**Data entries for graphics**
********
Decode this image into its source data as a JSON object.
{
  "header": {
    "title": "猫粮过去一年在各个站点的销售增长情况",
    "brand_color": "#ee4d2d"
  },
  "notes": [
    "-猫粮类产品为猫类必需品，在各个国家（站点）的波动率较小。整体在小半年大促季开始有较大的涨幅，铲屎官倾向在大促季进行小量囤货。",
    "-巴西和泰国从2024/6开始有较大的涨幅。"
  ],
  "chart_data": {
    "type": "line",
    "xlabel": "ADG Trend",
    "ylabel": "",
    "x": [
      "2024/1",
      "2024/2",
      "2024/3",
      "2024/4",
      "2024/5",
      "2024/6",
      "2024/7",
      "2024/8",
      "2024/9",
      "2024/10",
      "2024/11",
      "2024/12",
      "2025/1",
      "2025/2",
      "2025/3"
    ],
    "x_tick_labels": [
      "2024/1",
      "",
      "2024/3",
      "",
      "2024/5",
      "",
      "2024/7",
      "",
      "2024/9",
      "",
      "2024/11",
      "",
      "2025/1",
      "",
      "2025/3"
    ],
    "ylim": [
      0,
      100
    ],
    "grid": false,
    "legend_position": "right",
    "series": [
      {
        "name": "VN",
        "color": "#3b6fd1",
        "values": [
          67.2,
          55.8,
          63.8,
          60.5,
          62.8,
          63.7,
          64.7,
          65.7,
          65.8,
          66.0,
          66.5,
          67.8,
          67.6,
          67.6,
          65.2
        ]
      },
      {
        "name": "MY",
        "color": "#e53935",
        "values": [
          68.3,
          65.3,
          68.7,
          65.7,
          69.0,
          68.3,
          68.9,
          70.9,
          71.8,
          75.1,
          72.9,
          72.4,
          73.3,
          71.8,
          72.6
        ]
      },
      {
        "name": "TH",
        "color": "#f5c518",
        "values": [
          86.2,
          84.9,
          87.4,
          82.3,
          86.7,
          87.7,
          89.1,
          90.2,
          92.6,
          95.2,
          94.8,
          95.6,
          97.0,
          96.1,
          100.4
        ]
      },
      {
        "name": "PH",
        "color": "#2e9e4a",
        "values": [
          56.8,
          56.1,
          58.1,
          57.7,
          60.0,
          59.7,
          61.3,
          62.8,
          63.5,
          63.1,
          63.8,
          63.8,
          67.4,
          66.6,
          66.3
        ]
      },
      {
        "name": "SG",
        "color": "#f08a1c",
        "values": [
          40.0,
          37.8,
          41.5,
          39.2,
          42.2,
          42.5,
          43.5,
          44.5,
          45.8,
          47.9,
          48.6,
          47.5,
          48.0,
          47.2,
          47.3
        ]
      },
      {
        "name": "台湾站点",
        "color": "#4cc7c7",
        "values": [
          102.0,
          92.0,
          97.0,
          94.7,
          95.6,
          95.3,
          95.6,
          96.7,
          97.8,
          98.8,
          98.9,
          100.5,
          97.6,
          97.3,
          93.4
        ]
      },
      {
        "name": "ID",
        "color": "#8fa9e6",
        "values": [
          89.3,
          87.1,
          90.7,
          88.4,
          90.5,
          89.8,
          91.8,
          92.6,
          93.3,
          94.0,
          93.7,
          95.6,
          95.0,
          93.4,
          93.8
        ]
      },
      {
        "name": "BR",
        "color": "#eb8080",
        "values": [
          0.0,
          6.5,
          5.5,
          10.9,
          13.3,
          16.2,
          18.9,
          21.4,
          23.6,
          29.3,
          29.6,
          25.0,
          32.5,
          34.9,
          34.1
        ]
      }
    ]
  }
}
********
**Work to complete**
Find the lines containing "name" and pull them out.

**Exercise response**
        "name": "VN",
        "name": "MY",
        "name": "TH",
        "name": "PH",
        "name": "SG",
        "name": "台湾站点",
        "name": "ID",
        "name": "BR",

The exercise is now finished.